WHAT YOU WILL DO:
Assemble all lines in which the string "later" appears.

(Items listed in a dataset)
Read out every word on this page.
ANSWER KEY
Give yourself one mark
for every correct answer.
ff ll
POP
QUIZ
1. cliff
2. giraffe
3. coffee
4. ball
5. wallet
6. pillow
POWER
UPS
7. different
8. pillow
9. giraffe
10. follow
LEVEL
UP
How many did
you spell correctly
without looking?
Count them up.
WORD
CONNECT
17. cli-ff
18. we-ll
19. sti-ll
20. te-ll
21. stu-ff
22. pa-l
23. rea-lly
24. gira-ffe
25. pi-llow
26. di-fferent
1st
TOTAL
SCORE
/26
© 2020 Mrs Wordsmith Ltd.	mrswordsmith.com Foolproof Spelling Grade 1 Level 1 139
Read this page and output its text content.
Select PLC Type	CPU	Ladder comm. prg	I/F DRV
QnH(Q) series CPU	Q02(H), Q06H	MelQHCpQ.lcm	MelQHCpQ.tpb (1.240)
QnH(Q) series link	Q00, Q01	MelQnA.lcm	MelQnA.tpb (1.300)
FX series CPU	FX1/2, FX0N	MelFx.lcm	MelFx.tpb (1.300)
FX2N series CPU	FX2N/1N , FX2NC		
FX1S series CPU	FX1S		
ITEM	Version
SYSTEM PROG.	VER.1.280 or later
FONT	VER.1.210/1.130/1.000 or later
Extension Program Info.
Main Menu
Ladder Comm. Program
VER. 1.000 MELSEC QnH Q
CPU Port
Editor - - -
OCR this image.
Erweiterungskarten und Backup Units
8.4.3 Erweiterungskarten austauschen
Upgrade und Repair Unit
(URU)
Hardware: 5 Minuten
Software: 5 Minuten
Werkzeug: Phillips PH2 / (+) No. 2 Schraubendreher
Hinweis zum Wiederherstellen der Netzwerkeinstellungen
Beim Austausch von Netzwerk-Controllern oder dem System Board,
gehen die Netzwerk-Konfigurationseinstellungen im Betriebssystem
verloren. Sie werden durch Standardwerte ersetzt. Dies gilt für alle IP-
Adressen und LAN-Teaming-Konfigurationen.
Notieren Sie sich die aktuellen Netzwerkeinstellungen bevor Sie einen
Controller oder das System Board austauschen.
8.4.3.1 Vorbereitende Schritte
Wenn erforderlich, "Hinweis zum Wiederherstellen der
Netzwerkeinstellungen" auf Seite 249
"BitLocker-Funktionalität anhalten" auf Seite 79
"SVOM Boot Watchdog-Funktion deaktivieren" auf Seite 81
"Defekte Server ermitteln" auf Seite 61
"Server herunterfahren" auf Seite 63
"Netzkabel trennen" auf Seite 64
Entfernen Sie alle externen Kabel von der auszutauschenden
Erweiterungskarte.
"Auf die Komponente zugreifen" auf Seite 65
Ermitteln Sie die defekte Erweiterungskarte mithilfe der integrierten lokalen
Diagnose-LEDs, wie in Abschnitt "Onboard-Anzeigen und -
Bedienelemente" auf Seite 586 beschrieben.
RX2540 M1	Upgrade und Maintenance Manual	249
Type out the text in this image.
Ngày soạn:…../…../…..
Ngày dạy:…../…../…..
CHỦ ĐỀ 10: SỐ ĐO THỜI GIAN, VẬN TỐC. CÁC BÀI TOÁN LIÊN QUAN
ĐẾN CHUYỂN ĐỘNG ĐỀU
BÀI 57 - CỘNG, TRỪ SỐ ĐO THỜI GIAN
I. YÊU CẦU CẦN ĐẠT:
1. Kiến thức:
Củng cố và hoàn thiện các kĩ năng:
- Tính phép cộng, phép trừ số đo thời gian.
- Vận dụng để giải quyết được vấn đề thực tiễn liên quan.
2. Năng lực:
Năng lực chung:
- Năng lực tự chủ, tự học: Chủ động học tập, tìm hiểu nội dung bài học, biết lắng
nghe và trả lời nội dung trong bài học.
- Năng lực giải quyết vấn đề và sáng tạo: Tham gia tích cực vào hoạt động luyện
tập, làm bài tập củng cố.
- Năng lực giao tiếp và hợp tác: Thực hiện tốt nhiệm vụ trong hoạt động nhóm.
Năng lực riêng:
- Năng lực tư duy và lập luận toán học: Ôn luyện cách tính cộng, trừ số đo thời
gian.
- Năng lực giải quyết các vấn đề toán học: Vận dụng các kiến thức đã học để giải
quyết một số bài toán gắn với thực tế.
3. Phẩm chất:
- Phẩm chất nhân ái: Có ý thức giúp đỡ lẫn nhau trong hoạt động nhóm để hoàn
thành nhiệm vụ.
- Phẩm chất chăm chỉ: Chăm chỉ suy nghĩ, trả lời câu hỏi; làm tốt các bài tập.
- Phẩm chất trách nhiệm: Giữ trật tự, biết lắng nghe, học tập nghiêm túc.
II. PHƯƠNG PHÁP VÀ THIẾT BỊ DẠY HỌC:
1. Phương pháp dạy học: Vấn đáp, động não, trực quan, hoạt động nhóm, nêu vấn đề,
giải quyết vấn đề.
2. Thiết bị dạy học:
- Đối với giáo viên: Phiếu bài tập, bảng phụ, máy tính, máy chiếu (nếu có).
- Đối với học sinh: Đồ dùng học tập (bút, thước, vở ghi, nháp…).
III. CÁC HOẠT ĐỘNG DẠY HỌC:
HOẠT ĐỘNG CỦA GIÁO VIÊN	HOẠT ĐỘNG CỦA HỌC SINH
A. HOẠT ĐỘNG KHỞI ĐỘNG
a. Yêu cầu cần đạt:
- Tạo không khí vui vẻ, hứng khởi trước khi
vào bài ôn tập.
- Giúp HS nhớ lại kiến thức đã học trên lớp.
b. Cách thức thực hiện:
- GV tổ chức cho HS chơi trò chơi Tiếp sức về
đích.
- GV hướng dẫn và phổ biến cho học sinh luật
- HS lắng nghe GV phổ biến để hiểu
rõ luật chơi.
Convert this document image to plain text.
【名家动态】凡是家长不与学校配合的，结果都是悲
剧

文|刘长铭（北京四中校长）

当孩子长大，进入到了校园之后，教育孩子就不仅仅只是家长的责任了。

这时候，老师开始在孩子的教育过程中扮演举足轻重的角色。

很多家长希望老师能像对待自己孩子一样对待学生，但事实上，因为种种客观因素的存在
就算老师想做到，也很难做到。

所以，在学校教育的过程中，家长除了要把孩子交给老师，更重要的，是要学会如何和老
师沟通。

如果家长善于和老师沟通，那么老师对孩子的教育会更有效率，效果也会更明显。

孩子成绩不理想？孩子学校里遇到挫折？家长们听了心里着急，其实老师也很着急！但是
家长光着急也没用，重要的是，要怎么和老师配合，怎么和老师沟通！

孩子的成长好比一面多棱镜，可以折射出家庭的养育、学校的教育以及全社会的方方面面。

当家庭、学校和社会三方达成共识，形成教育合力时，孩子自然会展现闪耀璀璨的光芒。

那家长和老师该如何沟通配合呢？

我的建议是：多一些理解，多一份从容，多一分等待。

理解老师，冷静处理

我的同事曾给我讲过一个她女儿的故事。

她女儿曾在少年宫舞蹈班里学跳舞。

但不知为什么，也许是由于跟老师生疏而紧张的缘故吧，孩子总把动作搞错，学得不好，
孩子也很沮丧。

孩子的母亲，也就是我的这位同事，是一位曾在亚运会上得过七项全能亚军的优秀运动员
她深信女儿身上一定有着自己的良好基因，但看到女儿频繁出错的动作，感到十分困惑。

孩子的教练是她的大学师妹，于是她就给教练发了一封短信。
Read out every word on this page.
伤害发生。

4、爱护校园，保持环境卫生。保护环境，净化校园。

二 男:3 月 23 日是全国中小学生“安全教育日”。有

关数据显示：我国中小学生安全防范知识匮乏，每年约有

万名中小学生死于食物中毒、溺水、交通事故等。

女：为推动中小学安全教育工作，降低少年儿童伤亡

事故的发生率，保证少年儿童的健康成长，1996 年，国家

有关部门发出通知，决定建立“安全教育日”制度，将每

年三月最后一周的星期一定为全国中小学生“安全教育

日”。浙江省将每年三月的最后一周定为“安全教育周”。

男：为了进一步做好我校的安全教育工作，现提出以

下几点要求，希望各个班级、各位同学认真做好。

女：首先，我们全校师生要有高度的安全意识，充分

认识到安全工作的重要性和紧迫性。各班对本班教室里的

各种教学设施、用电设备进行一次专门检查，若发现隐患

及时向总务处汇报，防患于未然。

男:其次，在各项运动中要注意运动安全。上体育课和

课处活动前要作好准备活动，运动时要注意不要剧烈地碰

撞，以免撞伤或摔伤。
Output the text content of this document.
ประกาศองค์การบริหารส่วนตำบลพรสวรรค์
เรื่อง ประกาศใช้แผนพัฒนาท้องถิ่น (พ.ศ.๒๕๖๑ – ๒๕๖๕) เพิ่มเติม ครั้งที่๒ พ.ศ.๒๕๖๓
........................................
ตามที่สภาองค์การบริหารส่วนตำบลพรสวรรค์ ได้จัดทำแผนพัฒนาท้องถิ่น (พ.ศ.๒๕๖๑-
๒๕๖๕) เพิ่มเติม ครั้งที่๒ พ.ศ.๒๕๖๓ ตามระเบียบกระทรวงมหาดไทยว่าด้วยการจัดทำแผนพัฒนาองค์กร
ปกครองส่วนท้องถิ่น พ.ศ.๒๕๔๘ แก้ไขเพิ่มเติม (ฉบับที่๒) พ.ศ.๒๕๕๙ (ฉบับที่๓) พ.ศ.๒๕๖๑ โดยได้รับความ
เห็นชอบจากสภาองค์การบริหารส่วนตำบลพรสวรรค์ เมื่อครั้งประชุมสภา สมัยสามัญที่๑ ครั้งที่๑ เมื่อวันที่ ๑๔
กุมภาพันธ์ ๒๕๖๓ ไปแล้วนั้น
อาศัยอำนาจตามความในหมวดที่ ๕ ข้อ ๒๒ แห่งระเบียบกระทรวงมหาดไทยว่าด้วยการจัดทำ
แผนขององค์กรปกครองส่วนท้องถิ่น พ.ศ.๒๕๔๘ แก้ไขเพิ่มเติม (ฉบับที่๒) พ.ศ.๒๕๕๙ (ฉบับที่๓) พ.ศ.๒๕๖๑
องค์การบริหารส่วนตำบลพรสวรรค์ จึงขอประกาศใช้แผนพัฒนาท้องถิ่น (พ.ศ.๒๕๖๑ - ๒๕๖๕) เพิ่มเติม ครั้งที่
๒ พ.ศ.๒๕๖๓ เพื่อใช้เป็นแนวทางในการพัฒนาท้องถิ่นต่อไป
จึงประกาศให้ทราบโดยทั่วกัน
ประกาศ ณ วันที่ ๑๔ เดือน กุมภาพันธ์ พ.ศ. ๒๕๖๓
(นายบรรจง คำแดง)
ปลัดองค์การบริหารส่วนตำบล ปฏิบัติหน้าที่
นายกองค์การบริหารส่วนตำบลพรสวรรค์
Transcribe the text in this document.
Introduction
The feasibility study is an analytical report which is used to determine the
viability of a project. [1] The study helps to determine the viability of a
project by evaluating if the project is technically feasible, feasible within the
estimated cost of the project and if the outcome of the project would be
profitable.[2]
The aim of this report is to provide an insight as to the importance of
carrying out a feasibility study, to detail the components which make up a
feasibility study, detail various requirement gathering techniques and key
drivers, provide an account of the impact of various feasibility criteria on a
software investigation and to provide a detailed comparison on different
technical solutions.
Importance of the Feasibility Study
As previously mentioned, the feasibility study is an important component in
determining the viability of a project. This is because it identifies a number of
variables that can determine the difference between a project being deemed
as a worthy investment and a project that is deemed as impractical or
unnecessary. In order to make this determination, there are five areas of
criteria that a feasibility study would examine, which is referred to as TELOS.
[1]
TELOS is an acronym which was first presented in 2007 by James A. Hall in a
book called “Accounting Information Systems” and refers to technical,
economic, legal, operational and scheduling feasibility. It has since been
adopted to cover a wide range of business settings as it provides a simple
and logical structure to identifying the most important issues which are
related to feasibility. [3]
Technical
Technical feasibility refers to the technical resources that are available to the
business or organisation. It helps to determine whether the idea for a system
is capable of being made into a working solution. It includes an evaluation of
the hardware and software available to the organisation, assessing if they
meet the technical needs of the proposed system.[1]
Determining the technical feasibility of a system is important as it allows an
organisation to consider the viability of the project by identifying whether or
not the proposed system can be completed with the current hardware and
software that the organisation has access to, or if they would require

EXERCISE ANSWER:
SYSTEM PROG.	VER.1.280 or later
FONT	VER.1.210/1.130/1.000 or later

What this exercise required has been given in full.